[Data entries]
______
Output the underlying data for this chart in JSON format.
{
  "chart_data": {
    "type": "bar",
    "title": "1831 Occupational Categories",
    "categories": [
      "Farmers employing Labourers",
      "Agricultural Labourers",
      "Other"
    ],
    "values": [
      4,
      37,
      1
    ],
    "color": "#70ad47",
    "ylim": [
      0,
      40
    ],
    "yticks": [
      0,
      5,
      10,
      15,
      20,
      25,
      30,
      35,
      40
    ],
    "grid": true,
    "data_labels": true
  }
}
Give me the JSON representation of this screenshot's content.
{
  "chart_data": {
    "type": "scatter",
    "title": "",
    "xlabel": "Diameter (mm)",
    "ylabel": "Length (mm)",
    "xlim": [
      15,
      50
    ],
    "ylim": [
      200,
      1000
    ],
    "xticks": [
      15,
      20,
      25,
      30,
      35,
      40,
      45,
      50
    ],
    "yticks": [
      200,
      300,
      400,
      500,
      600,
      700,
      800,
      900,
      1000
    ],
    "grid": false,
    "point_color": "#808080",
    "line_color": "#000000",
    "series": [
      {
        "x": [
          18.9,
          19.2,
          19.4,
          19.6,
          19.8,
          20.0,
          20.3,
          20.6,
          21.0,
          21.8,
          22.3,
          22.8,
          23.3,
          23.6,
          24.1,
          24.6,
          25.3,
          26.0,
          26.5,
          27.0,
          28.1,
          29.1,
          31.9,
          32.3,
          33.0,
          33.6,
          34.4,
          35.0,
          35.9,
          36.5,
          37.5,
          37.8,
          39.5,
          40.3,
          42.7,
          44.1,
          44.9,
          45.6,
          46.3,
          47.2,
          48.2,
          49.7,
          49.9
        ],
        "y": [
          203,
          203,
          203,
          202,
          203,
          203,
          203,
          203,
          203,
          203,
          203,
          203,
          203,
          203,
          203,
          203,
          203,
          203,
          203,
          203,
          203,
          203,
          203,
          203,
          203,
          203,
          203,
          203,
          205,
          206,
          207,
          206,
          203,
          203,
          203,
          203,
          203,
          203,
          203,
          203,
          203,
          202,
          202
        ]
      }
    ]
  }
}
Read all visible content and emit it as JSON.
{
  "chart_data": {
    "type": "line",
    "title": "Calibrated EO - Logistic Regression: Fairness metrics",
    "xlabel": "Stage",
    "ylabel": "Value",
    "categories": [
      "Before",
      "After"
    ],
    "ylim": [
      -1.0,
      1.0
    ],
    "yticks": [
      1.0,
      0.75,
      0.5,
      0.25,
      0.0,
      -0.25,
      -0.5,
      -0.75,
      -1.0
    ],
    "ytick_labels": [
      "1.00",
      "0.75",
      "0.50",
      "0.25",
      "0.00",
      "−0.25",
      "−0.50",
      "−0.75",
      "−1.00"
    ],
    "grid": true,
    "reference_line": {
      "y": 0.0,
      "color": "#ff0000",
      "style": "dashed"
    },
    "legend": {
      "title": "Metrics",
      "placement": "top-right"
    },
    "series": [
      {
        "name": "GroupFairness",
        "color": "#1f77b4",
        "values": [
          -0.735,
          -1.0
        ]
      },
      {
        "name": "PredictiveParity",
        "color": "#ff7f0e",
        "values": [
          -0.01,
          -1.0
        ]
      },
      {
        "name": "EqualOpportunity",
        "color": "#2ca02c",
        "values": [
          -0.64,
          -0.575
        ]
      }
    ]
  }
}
______
• **Written instruction**
Copy out every line from the one containing "Read all visible content and emit it as JSON." to the end of the material, both ends included.

• **Output below**
Read all visible content and emit it as JSON.
{
  "chart_data": {
    "type": "line",
    "title": "Calibrated EO - Logistic Regression: Fairness metrics",
    "xlabel": "Stage",
    "ylabel": "Value",
    "categories": [
      "Before",
      "After"
    ],
    "ylim": [
      -1.0,
      1.0
    ],
    "yticks": [
      1.0,
      0.75,
      0.5,
      0.25,
      0.0,
      -0.25,
      -0.5,
      -0.75,
      -1.0
    ],
    "ytick_labels": [
      "1.00",
      "0.75",
      "0.50",
      "0.25",
      "0.00",
      "−0.25",
      "−0.50",
      "−0.75",
      "−1.00"
    ],
    "grid": true,
    "reference_line": {
      "y": 0.0,
      "color": "#ff0000",
      "style": "dashed"
    },
    "legend": {
      "title": "Metrics",
      "placement": "top-right"
    },
    "series": [
      {
        "name": "GroupFairness",
        "color": "#1f77b4",
        "values": [
          -0.735,
          -1.0
        ]
      },
      {
        "name": "PredictiveParity",
        "color": "#ff7f0e",
        "values": [
          -0.01,
          -1.0
        ]
      },
      {
        "name": "EqualOpportunity",
        "color": "#2ca02c",
        "values": [
          -0.64,
          -0.575
        ]
      }
    ]
  }
}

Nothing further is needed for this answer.